◆ Record set:

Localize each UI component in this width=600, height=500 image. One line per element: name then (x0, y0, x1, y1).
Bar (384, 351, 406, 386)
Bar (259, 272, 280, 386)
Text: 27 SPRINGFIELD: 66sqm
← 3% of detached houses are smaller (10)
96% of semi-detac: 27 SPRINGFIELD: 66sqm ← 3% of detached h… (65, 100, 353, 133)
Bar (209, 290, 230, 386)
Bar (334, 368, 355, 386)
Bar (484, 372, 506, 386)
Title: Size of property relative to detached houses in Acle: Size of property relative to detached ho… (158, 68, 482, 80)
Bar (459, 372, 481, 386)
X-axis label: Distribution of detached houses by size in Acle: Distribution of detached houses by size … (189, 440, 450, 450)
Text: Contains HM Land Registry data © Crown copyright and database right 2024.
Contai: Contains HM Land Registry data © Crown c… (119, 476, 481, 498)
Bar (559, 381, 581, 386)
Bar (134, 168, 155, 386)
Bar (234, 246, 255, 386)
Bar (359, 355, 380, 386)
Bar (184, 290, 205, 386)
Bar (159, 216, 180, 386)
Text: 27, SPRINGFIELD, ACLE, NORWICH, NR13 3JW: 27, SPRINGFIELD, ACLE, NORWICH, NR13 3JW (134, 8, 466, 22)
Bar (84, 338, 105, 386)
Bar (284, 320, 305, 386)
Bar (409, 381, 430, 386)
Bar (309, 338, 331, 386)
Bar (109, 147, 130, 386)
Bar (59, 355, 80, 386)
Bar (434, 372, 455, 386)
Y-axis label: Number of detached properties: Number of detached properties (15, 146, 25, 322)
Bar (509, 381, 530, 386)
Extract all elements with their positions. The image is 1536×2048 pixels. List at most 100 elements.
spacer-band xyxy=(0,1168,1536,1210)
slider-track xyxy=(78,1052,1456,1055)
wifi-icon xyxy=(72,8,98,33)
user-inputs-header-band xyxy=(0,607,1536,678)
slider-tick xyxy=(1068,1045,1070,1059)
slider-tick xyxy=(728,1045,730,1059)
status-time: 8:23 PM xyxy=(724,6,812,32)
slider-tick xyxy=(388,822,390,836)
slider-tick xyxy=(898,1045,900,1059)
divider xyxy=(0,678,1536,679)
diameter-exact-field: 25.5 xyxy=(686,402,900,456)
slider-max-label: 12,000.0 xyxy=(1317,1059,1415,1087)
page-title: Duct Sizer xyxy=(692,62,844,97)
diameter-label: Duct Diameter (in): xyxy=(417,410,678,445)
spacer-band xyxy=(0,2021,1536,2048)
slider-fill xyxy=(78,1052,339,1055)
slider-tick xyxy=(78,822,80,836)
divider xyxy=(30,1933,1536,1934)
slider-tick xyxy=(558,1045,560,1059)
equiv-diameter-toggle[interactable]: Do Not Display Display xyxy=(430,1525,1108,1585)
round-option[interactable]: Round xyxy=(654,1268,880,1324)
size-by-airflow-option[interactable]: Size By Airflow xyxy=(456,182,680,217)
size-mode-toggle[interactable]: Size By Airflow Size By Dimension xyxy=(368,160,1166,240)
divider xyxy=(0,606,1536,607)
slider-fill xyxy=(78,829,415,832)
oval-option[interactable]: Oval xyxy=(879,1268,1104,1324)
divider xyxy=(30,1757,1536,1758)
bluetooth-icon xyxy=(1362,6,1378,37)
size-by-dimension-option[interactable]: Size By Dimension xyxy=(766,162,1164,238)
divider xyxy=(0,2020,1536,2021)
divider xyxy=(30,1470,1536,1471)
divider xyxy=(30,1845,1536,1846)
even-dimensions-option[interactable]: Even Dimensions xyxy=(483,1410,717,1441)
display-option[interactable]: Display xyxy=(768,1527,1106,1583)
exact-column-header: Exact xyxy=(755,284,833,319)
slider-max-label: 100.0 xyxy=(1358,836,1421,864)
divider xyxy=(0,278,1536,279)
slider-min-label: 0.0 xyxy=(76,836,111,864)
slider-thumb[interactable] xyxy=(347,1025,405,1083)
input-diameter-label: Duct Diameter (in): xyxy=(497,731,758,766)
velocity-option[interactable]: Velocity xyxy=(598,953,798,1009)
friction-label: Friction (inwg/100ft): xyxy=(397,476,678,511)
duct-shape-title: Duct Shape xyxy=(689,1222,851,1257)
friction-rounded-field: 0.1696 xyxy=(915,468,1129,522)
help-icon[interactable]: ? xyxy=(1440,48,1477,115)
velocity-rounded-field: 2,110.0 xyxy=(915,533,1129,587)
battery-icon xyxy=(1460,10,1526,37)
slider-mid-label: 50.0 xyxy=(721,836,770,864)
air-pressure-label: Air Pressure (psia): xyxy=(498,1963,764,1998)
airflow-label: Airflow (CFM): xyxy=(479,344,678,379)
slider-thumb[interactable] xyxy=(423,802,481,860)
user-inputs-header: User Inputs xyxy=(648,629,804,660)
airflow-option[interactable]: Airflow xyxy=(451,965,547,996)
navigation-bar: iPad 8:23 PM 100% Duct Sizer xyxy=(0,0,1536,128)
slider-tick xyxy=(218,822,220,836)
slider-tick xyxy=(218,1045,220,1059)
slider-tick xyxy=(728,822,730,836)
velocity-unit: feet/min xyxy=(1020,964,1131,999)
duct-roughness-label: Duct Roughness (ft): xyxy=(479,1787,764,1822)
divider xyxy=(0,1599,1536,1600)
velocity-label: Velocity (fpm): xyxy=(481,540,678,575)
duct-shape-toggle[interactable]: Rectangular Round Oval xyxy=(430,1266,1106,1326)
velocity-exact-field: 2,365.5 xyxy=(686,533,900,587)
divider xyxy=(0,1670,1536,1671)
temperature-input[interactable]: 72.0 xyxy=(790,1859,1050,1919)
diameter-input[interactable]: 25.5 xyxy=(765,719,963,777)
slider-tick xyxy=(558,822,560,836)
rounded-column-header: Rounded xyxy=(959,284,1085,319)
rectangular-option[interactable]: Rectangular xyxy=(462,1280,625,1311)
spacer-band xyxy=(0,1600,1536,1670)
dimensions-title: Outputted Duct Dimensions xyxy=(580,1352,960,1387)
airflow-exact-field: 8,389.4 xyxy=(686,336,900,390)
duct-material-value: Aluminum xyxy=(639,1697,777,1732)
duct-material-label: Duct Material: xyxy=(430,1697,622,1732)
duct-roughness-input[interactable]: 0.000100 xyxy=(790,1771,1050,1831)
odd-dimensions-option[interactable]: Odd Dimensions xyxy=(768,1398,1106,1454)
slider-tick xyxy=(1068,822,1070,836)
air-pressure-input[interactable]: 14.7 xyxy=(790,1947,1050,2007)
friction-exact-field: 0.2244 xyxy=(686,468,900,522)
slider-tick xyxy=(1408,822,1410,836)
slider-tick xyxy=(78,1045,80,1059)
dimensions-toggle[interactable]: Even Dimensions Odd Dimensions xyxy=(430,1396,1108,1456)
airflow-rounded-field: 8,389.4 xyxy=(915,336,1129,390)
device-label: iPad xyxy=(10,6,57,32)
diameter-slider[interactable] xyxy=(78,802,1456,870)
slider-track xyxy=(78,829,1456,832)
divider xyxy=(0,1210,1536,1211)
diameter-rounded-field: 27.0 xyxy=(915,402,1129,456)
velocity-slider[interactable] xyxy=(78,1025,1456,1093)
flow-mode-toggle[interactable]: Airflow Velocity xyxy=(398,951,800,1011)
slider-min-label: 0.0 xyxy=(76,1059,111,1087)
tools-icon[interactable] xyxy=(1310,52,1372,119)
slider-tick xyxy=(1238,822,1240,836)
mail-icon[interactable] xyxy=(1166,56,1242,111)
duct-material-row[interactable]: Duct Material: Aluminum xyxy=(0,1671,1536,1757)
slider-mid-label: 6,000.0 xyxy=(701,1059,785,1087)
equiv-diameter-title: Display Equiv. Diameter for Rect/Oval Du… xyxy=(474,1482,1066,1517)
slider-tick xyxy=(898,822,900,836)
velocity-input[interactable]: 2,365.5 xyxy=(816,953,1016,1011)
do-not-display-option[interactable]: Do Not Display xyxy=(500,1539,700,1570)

◆ Goal:
Pull out every line of the listing above that contains the string "mode", matching its capitalization exactly.

◆ Right answer:
size-mode-toggle[interactable]: Size By Airflow Size By Dimension xyxy=(368,160,1166,240)
flow-mode-toggle[interactable]: Airflow Velocity xyxy=(398,951,800,1011)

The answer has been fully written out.